Part of a data file
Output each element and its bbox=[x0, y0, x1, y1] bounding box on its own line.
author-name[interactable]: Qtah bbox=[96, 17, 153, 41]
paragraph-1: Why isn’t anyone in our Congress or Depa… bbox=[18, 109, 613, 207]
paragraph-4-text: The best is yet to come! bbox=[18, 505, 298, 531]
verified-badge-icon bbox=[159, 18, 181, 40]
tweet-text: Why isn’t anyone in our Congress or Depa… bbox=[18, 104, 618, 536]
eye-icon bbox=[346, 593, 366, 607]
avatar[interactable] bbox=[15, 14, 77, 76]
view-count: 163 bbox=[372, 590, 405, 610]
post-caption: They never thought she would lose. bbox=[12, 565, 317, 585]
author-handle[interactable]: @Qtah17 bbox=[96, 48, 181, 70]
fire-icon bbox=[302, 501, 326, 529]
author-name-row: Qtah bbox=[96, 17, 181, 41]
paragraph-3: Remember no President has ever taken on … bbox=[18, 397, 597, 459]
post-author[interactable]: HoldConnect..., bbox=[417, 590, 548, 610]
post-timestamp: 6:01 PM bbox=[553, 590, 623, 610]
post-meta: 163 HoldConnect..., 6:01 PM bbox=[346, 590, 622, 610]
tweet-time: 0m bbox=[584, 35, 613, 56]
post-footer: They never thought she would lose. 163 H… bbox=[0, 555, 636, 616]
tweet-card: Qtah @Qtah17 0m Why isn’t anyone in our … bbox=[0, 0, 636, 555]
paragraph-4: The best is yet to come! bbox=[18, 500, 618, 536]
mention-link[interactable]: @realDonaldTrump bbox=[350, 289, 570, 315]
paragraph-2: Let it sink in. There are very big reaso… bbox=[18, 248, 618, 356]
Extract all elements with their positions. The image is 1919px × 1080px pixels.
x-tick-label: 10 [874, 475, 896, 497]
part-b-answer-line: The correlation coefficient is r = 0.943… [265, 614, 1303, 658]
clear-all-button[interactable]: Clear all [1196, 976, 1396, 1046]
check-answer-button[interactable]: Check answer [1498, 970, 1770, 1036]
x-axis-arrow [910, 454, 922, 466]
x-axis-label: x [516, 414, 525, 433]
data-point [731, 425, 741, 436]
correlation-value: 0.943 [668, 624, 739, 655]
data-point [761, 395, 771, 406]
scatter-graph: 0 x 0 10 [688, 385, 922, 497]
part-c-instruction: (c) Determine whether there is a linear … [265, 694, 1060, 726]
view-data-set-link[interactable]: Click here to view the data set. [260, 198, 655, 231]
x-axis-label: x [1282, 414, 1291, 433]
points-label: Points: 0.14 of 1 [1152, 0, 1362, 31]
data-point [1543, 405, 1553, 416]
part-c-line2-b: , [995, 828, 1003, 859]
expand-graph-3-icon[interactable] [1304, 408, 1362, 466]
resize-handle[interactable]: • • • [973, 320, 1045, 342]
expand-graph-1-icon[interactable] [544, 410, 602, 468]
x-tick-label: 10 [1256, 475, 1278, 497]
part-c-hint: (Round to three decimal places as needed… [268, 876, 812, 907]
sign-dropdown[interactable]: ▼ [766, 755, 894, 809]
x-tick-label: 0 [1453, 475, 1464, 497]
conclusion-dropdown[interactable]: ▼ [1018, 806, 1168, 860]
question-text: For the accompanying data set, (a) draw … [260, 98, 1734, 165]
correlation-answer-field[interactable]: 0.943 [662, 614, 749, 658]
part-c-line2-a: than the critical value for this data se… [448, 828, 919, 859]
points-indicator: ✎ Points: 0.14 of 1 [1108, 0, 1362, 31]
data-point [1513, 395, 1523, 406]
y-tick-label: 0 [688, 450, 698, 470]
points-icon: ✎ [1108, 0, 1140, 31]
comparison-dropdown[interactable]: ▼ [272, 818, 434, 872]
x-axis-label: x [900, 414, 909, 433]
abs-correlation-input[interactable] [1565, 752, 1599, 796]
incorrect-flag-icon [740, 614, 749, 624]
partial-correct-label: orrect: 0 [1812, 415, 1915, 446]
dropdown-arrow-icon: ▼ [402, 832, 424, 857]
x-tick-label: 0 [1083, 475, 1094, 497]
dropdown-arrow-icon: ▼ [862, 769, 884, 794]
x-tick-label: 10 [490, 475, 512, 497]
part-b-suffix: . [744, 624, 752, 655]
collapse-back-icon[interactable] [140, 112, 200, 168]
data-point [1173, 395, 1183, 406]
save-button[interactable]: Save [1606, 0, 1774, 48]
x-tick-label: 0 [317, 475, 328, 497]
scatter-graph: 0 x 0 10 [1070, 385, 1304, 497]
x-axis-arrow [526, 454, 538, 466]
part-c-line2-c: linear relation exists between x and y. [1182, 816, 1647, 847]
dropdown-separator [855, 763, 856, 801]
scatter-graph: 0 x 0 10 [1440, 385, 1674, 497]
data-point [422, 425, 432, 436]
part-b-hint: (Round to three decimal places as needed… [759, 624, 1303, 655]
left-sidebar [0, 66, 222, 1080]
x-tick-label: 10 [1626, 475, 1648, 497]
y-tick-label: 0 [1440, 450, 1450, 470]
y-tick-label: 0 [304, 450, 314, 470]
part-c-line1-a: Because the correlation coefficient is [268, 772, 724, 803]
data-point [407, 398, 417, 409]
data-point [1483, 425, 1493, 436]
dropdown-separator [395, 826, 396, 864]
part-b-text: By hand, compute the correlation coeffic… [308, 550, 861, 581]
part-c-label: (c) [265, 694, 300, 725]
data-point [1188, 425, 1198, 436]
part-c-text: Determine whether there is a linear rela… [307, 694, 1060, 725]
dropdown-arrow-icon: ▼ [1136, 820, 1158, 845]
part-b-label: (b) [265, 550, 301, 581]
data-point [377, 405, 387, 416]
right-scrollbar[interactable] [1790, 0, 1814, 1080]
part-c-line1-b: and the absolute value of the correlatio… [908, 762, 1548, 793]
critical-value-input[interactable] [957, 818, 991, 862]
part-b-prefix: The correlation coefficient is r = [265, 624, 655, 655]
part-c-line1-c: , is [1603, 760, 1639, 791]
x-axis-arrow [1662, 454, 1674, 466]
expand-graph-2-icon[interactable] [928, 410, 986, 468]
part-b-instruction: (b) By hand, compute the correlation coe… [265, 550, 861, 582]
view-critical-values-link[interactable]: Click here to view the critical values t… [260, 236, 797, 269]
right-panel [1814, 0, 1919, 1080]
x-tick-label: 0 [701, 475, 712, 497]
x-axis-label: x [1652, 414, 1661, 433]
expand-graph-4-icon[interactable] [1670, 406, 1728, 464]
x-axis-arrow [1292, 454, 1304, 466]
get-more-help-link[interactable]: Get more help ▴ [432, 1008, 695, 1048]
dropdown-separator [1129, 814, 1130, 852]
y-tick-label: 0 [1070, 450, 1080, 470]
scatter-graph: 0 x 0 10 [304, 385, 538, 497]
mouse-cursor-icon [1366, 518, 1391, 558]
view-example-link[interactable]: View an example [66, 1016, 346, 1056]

GOAL - Please copy out all of the data above, line for line and without any changes.

FULL ANSWER -
Output each element and its bbox=[x0, y0, x1, y1] bounding box on its own line.
author-name[interactable]: Qtah bbox=[96, 17, 153, 41]
paragraph-1: Why isn’t anyone in our Congress or Depa… bbox=[18, 109, 613, 207]
paragraph-4-text: The best is yet to come! bbox=[18, 505, 298, 531]
verified-badge-icon bbox=[159, 18, 181, 40]
tweet-text: Why isn’t anyone in our Congress or Depa… bbox=[18, 104, 618, 536]
eye-icon bbox=[346, 593, 366, 607]
avatar[interactable] bbox=[15, 14, 77, 76]
view-count: 163 bbox=[372, 590, 405, 610]
post-caption: They never thought she would lose. bbox=[12, 565, 317, 585]
author-handle[interactable]: @Qtah17 bbox=[96, 48, 181, 70]
fire-icon bbox=[302, 501, 326, 529]
author-name-row: Qtah bbox=[96, 17, 181, 41]
paragraph-3: Remember no President has ever taken on … bbox=[18, 397, 597, 459]
post-author[interactable]: HoldConnect..., bbox=[417, 590, 548, 610]
post-timestamp: 6:01 PM bbox=[553, 590, 623, 610]
post-meta: 163 HoldConnect..., 6:01 PM bbox=[346, 590, 622, 610]
tweet-time: 0m bbox=[584, 35, 613, 56]
post-footer: They never thought she would lose. 163 H… bbox=[0, 555, 636, 616]
tweet-card: Qtah @Qtah17 0m Why isn’t anyone in our … bbox=[0, 0, 636, 555]
paragraph-4: The best is yet to come! bbox=[18, 500, 618, 536]
mention-link[interactable]: @realDonaldTrump bbox=[350, 289, 570, 315]
paragraph-2: Let it sink in. There are very big reaso… bbox=[18, 248, 618, 356]
Extract all elements with their positions. The image is 1919px × 1080px pixels.
x-tick-label: 10 [874, 475, 896, 497]
part-b-answer-line: The correlation coefficient is r = 0.943… [265, 614, 1303, 658]
clear-all-button[interactable]: Clear all [1196, 976, 1396, 1046]
check-answer-button[interactable]: Check answer [1498, 970, 1770, 1036]
x-axis-arrow [910, 454, 922, 466]
x-axis-label: x [516, 414, 525, 433]
data-point [731, 425, 741, 436]
correlation-value: 0.943 [668, 624, 739, 655]
data-point [761, 395, 771, 406]
scatter-graph: 0 x 0 10 [688, 385, 922, 497]
part-c-instruction: (c) Determine whether there is a linear … [265, 694, 1060, 726]
view-data-set-link[interactable]: Click here to view the data set. [260, 198, 655, 231]
x-axis-label: x [1282, 414, 1291, 433]
points-label: Points: 0.14 of 1 [1152, 0, 1362, 31]
data-point [1543, 405, 1553, 416]
part-c-line2-b: , [995, 828, 1003, 859]
expand-graph-3-icon[interactable] [1304, 408, 1362, 466]
resize-handle[interactable]: • • • [973, 320, 1045, 342]
expand-graph-1-icon[interactable] [544, 410, 602, 468]
x-tick-label: 10 [1256, 475, 1278, 497]
part-c-hint: (Round to three decimal places as needed… [268, 876, 812, 907]
sign-dropdown[interactable]: ▼ [766, 755, 894, 809]
x-tick-label: 0 [1453, 475, 1464, 497]
conclusion-dropdown[interactable]: ▼ [1018, 806, 1168, 860]
question-text: For the accompanying data set, (a) draw … [260, 98, 1734, 165]
correlation-answer-field[interactable]: 0.943 [662, 614, 749, 658]
part-c-line2-a: than the critical value for this data se… [448, 828, 919, 859]
points-indicator: ✎ Points: 0.14 of 1 [1108, 0, 1362, 31]
data-point [1513, 395, 1523, 406]
y-tick-label: 0 [688, 450, 698, 470]
points-icon: ✎ [1108, 0, 1140, 31]
comparison-dropdown[interactable]: ▼ [272, 818, 434, 872]
x-axis-label: x [900, 414, 909, 433]
abs-correlation-input[interactable] [1565, 752, 1599, 796]
incorrect-flag-icon [740, 614, 749, 624]
partial-correct-label: orrect: 0 [1812, 415, 1915, 446]
dropdown-arrow-icon: ▼ [402, 832, 424, 857]
x-tick-label: 0 [1083, 475, 1094, 497]
dropdown-arrow-icon: ▼ [862, 769, 884, 794]
x-tick-label: 10 [490, 475, 512, 497]
part-b-suffix: . [744, 624, 752, 655]
collapse-back-icon[interactable] [140, 112, 200, 168]
data-point [1173, 395, 1183, 406]
save-button[interactable]: Save [1606, 0, 1774, 48]
x-tick-label: 0 [317, 475, 328, 497]
scatter-graph: 0 x 0 10 [1070, 385, 1304, 497]
x-axis-arrow [526, 454, 538, 466]
part-c-line2-c: linear relation exists between x and y. [1182, 816, 1647, 847]
dropdown-separator [855, 763, 856, 801]
scatter-graph: 0 x 0 10 [1440, 385, 1674, 497]
data-point [422, 425, 432, 436]
part-b-hint: (Round to three decimal places as needed… [759, 624, 1303, 655]
left-sidebar [0, 66, 222, 1080]
x-tick-label: 10 [1626, 475, 1648, 497]
y-tick-label: 0 [1440, 450, 1450, 470]
y-tick-label: 0 [304, 450, 314, 470]
part-c-line1-a: Because the correlation coefficient is [268, 772, 724, 803]
data-point [407, 398, 417, 409]
data-point [1483, 425, 1493, 436]
dropdown-separator [395, 826, 396, 864]
part-b-text: By hand, compute the correlation coeffic… [308, 550, 861, 581]
part-c-label: (c) [265, 694, 300, 725]
data-point [1188, 425, 1198, 436]
part-c-text: Determine whether there is a linear rela… [307, 694, 1060, 725]
dropdown-arrow-icon: ▼ [1136, 820, 1158, 845]
part-b-label: (b) [265, 550, 301, 581]
data-point [377, 405, 387, 416]
right-scrollbar[interactable] [1790, 0, 1814, 1080]
part-c-line1-b: and the absolute value of the correlatio… [908, 762, 1548, 793]
critical-value-input[interactable] [957, 818, 991, 862]
part-b-prefix: The correlation coefficient is r = [265, 624, 655, 655]
part-c-line1-c: , is [1603, 760, 1639, 791]
x-axis-arrow [1662, 454, 1674, 466]
expand-graph-2-icon[interactable] [928, 410, 986, 468]
part-b-instruction: (b) By hand, compute the correlation coe… [265, 550, 861, 582]
view-critical-values-link[interactable]: Click here to view the critical values t… [260, 236, 797, 269]
right-panel [1814, 0, 1919, 1080]
x-tick-label: 0 [701, 475, 712, 497]
x-axis-label: x [1652, 414, 1661, 433]
expand-graph-4-icon[interactable] [1670, 406, 1728, 464]
x-axis-arrow [1292, 454, 1304, 466]
get-more-help-link[interactable]: Get more help ▴ [432, 1008, 695, 1048]
dropdown-separator [1129, 814, 1130, 852]
y-tick-label: 0 [1070, 450, 1080, 470]
scatter-graph: 0 x 0 10 [304, 385, 538, 497]
mouse-cursor-icon [1366, 518, 1391, 558]
view-example-link[interactable]: View an example [66, 1016, 346, 1056]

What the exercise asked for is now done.